WHAT YOU HAVE TO DO: Please copy everything in the material from the line containing "help-button[interactable]: Help xyxy=(569,985,681,1008)" down to the line containing "auth-type-label: Authentication Type", both lines included, word for word.

MATERIAL SUPPLIED:
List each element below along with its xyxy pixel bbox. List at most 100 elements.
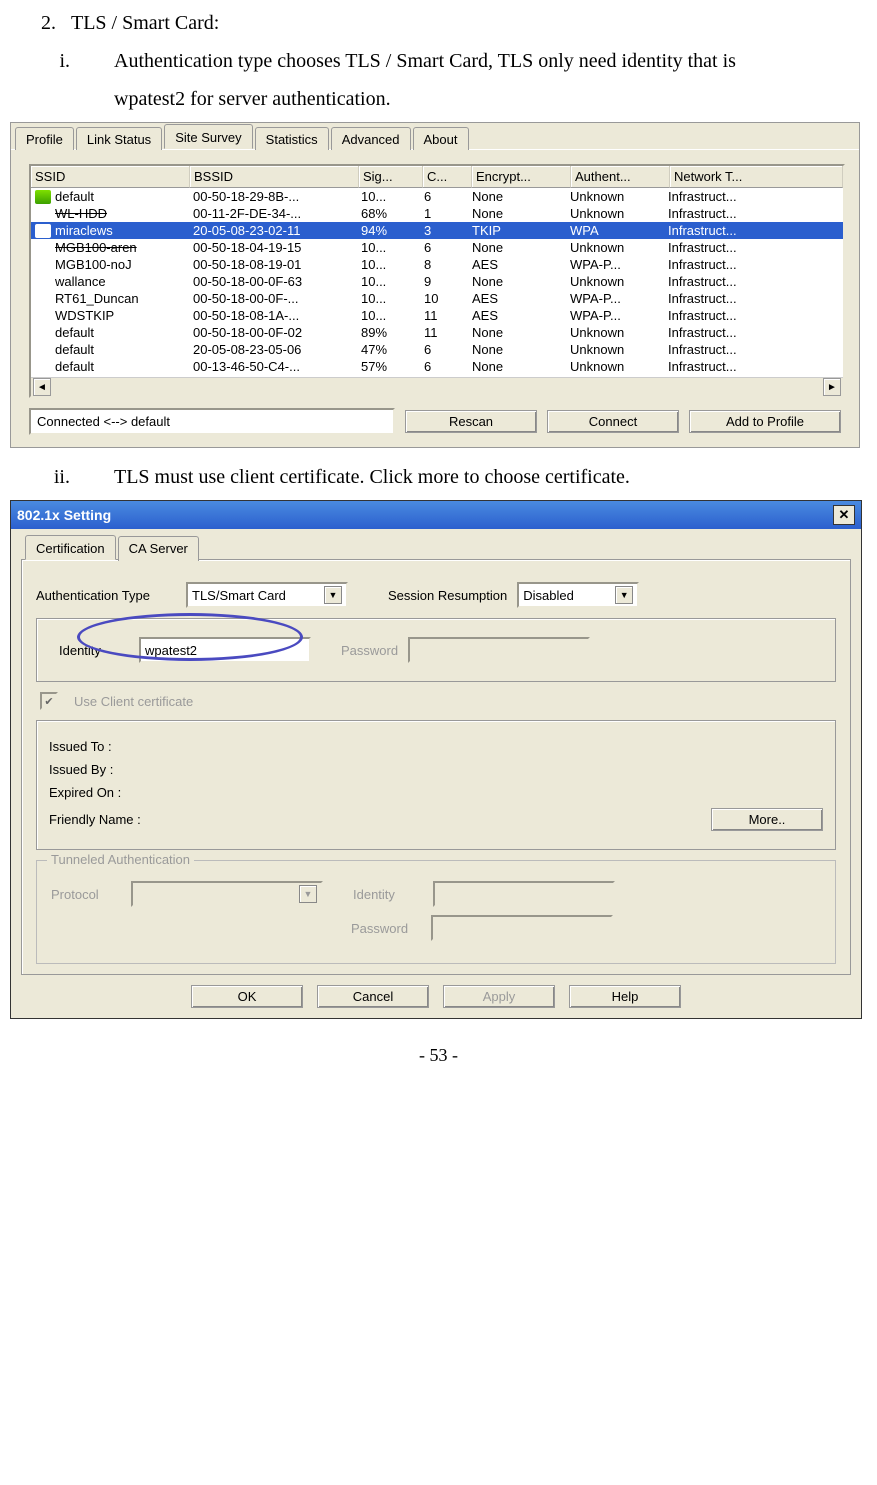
help-button[interactable]: Help xyxy=(569,985,681,1008)
network-row[interactable]: miraclews20-05-08-23-02-1194%3TKIPWPAInf… xyxy=(31,222,843,239)
tab-ca-server[interactable]: CA Server xyxy=(118,536,199,561)
signal-icon xyxy=(35,275,51,289)
cell: Unknown xyxy=(566,324,664,341)
cell: None xyxy=(468,188,566,205)
cell: Infrastruct... xyxy=(664,239,843,256)
cell: 6 xyxy=(420,341,468,358)
cell: 10... xyxy=(357,290,420,307)
dialog-titlebar: 802.1x Setting ✕ xyxy=(11,501,861,529)
cell: 68% xyxy=(357,205,420,222)
doc-sub-i: i. Authentication type chooses TLS / Sma… xyxy=(10,42,867,80)
cell: 00-50-18-29-8B-... xyxy=(189,188,357,205)
protocol-label: Protocol xyxy=(51,887,121,902)
cell: 6 xyxy=(420,358,468,375)
network-listview[interactable]: SSIDBSSIDSig...C...Encrypt...Authent...N… xyxy=(29,164,845,398)
identity-input[interactable]: wpatest2 xyxy=(139,637,311,663)
network-row[interactable]: wallance00-50-18-00-0F-6310...9NoneUnkno… xyxy=(31,273,843,290)
tab-link-status[interactable]: Link Status xyxy=(76,127,162,150)
auth-type-combo[interactable]: TLS/Smart Card ▼ xyxy=(186,582,348,608)
auth-type-label: Authentication Type xyxy=(36,588,176,603)
network-row[interactable]: MGB100-noJ00-50-18-08-19-0110...8AESWPA-… xyxy=(31,256,843,273)
rescan-button[interactable]: Rescan xyxy=(405,410,537,433)
connect-button[interactable]: Connect xyxy=(547,410,679,433)
cell: 10... xyxy=(357,307,420,324)
close-icon[interactable]: ✕ xyxy=(833,505,855,525)
cell: 20-05-08-23-05-06 xyxy=(189,341,357,358)
list-number: 2. xyxy=(28,4,56,42)
column-header[interactable]: Encrypt... xyxy=(472,166,571,188)
network-row[interactable]: MGB100-aren00-50-18-04-19-1510...6NoneUn… xyxy=(31,239,843,256)
add-to-profile-button[interactable]: Add to Profile xyxy=(689,410,841,433)
ssid-text: WDSTKIP xyxy=(55,308,114,323)
column-header[interactable]: Authent... xyxy=(571,166,670,188)
column-header[interactable]: C... xyxy=(423,166,472,188)
network-row[interactable]: WDSTKIP00-50-18-08-1A-...10...11AESWPA-P… xyxy=(31,307,843,324)
ssid-text: WL-HDD xyxy=(55,206,107,221)
cell: None xyxy=(468,205,566,222)
cell: 10 xyxy=(420,290,468,307)
cell: 00-11-2F-DE-34-... xyxy=(189,205,357,222)
tab-advanced[interactable]: Advanced xyxy=(331,127,411,150)
cell: Unknown xyxy=(566,358,664,375)
cell: 00-50-18-00-0F-... xyxy=(189,290,357,307)
ssid-text: RT61_Duncan xyxy=(55,291,139,306)
cell: Infrastruct... xyxy=(664,290,843,307)
page-number: - 53 - xyxy=(10,1045,867,1066)
column-header[interactable]: Sig... xyxy=(359,166,423,188)
tab-site-survey[interactable]: Site Survey xyxy=(164,124,252,149)
network-row[interactable]: RT61_Duncan 00-50-18-00-0F-...10...10AESW… xyxy=(31,290,843,307)
session-value: Disabled xyxy=(523,588,574,603)
cell: 00-13-46-50-C4-... xyxy=(189,358,357,375)
cell: 00-50-18-00-0F-63 xyxy=(189,273,357,290)
tab-about[interactable]: About xyxy=(413,127,469,150)
cell: 6 xyxy=(420,188,468,205)
cell: 57% xyxy=(357,358,420,375)
issued-to-label: Issued To : xyxy=(49,739,112,754)
main-tabstrip: ProfileLink StatusSite SurveyStatisticsA… xyxy=(11,123,859,150)
cell: 3 xyxy=(420,222,468,239)
column-header[interactable]: BSSID xyxy=(190,166,359,188)
network-row[interactable]: default00-50-18-00-0F-0289%11NoneUnknown… xyxy=(31,324,843,341)
friendly-name-label: Friendly Name : xyxy=(49,812,141,827)
sub-i-line2: wpatest2 for server authentication. xyxy=(114,80,867,118)
cancel-button[interactable]: Cancel xyxy=(317,985,429,1008)
listview-header: SSIDBSSIDSig...C...Encrypt...Authent...N… xyxy=(31,166,843,188)
session-resumption-combo[interactable]: Disabled ▼ xyxy=(517,582,639,608)
tab-statistics[interactable]: Statistics xyxy=(255,127,329,150)
network-row[interactable]: default20-05-08-23-05-0647%6NoneUnknownI… xyxy=(31,341,843,358)
ssid-text: wallance xyxy=(55,274,106,289)
chevron-down-icon[interactable]: ▼ xyxy=(324,586,342,604)
network-row[interactable]: WL-HDD00-11-2F-DE-34-...68%1NoneUnknownI… xyxy=(31,205,843,222)
scroll-right-icon[interactable]: ► xyxy=(823,378,841,396)
more-button[interactable]: More.. xyxy=(711,808,823,831)
ssid-text: MGB100-aren xyxy=(55,240,137,255)
doc-item-2: 2. TLS / Smart Card: xyxy=(10,4,867,42)
cell: 6 xyxy=(420,239,468,256)
protocol-combo: ▼ xyxy=(131,881,323,907)
cell: Infrastruct... xyxy=(664,188,843,205)
cell: 10... xyxy=(357,239,420,256)
cell: 10... xyxy=(357,273,420,290)
cell: None xyxy=(468,358,566,375)
horizontal-scrollbar[interactable]: ◄ ► xyxy=(31,377,843,396)
cell: Infrastruct... xyxy=(664,324,843,341)
cell: 00-50-18-08-1A-... xyxy=(189,307,357,324)
network-row[interactable]: default00-13-46-50-C4-...57%6NoneUnknown… xyxy=(31,358,843,375)
cell: WPA-P... xyxy=(566,290,664,307)
cell: 9 xyxy=(420,273,468,290)
ok-button[interactable]: OK xyxy=(191,985,303,1008)
scroll-left-icon[interactable]: ◄ xyxy=(33,378,51,396)
network-row[interactable]: default00-50-18-29-8B-...10...6NoneUnkno… xyxy=(31,188,843,205)
tab-profile[interactable]: Profile xyxy=(15,127,74,150)
doc-sub-ii: ii. TLS must use client certificate. Cli… xyxy=(10,458,867,496)
dialog-tabstrip: CertificationCA Server xyxy=(25,535,851,560)
site-survey-window: ProfileLink StatusSite SurveyStatisticsA… xyxy=(10,122,860,448)
column-header[interactable]: SSID xyxy=(31,166,190,188)
column-header[interactable]: Network T... xyxy=(670,166,843,188)
chevron-down-icon[interactable]: ▼ xyxy=(615,586,633,604)
dialog-title: 802.1x Setting xyxy=(17,507,111,523)
tab-certification[interactable]: Certification xyxy=(25,535,116,560)
cell: 1 xyxy=(420,205,468,222)
roman-i: i. xyxy=(40,42,70,80)
cell: AES xyxy=(468,290,566,307)
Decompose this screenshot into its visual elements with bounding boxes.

THE RESPONSE:
help-button[interactable]: Help xyxy=(569,985,681,1008)
network-row[interactable]: miraclews20-05-08-23-02-1194%3TKIPWPAInf… xyxy=(31,222,843,239)
tab-ca-server[interactable]: CA Server xyxy=(118,536,199,561)
signal-icon xyxy=(35,275,51,289)
cell: Unknown xyxy=(566,324,664,341)
cell: None xyxy=(468,188,566,205)
cell: Infrastruct... xyxy=(664,239,843,256)
cell: 6 xyxy=(420,341,468,358)
cell: 10... xyxy=(357,290,420,307)
dialog-titlebar: 802.1x Setting ✕ xyxy=(11,501,861,529)
cell: 68% xyxy=(357,205,420,222)
doc-sub-i: i. Authentication type chooses TLS / Sma… xyxy=(10,42,867,80)
cell: 00-50-18-29-8B-... xyxy=(189,188,357,205)
protocol-label: Protocol xyxy=(51,887,121,902)
cell: 6 xyxy=(420,358,468,375)
network-listview[interactable]: SSIDBSSIDSig...C...Encrypt...Authent...N… xyxy=(29,164,845,398)
identity-input[interactable]: wpatest2 xyxy=(139,637,311,663)
network-row[interactable]: wallance00-50-18-00-0F-6310...9NoneUnkno… xyxy=(31,273,843,290)
tab-link-status[interactable]: Link Status xyxy=(76,127,162,150)
auth-type-combo[interactable]: TLS/Smart Card ▼ xyxy=(186,582,348,608)
auth-type-label: Authentication Type xyxy=(36,588,176,603)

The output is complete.